Dataset records
===

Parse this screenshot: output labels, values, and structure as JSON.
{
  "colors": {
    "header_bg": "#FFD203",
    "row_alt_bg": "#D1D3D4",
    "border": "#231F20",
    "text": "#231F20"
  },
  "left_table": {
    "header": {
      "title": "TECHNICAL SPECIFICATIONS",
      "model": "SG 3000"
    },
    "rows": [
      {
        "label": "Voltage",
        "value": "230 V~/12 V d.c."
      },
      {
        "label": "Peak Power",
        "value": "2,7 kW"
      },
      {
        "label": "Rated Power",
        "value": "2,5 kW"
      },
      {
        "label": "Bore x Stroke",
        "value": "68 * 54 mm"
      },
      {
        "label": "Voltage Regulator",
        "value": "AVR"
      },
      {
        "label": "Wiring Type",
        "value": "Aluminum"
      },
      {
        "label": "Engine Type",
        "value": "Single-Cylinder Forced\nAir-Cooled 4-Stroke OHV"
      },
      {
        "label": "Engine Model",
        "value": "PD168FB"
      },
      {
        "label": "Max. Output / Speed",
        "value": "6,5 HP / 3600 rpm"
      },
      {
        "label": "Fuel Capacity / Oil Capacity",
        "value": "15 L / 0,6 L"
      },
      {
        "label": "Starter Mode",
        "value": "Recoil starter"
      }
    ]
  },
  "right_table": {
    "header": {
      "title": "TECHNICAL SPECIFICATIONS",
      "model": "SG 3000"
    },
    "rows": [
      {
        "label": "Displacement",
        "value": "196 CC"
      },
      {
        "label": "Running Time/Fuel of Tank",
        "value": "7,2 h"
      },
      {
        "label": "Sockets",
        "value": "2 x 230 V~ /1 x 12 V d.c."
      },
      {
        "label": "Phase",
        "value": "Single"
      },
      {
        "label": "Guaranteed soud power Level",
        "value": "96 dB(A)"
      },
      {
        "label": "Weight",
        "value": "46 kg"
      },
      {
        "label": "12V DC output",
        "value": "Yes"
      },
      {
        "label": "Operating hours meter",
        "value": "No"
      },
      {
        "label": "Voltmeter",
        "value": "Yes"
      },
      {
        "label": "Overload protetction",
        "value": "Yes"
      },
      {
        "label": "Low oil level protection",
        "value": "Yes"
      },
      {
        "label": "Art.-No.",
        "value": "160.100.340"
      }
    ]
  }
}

===

**WHAT IS EXPECTED:**
Go through the material above line by line and copy it exactly.

**RESULT:**
Parse this screenshot: output labels, values, and structure as JSON.
{
  "colors": {
    "header_bg": "#FFD203",
    "row_alt_bg": "#D1D3D4",
    "border": "#231F20",
    "text": "#231F20"
  },
  "left_table": {
    "header": {
      "title": "TECHNICAL SPECIFICATIONS",
      "model": "SG 3000"
    },
    "rows": [
      {
        "label": "Voltage",
        "value": "230 V~/12 V d.c."
      },
      {
        "label": "Peak Power",
        "value": "2,7 kW"
      },
      {
        "label": "Rated Power",
        "value": "2,5 kW"
      },
      {
        "label": "Bore x Stroke",
        "value": "68 * 54 mm"
      },
      {
        "label": "Voltage Regulator",
        "value": "AVR"
      },
      {
        "label": "Wiring Type",
        "value": "Aluminum"
      },
      {
        "label": "Engine Type",
        "value": "Single-Cylinder Forced\nAir-Cooled 4-Stroke OHV"
      },
      {
        "label": "Engine Model",
        "value": "PD168FB"
      },
      {
        "label": "Max. Output / Speed",
        "value": "6,5 HP / 3600 rpm"
      },
      {
        "label": "Fuel Capacity / Oil Capacity",
        "value": "15 L / 0,6 L"
      },
      {
        "label": "Starter Mode",
        "value": "Recoil starter"
      }
    ]
  },
  "right_table": {
    "header": {
      "title": "TECHNICAL SPECIFICATIONS",
      "model": "SG 3000"
    },
    "rows": [
      {
        "label": "Displacement",
        "value": "196 CC"
      },
      {
        "label": "Running Time/Fuel of Tank",
        "value": "7,2 h"
      },
      {
        "label": "Sockets",
        "value": "2 x 230 V~ /1 x 12 V d.c."
      },
      {
        "label": "Phase",
        "value": "Single"
      },
      {
        "label": "Guaranteed soud power Level",
        "value": "96 dB(A)"
      },
      {
        "label": "Weight",
        "value": "46 kg"
      },
      {
        "label": "12V DC output",
        "value": "Yes"
      },
      {
        "label": "Operating hours meter",
        "value": "No"
      },
      {
        "label": "Voltmeter",
        "value": "Yes"
      },
      {
        "label": "Overload protetction",
        "value": "Yes"
      },
      {
        "label": "Low oil level protection",
        "value": "Yes"
      },
      {
        "label": "Art.-No.",
        "value": "160.100.340"
      }
    ]
  }
}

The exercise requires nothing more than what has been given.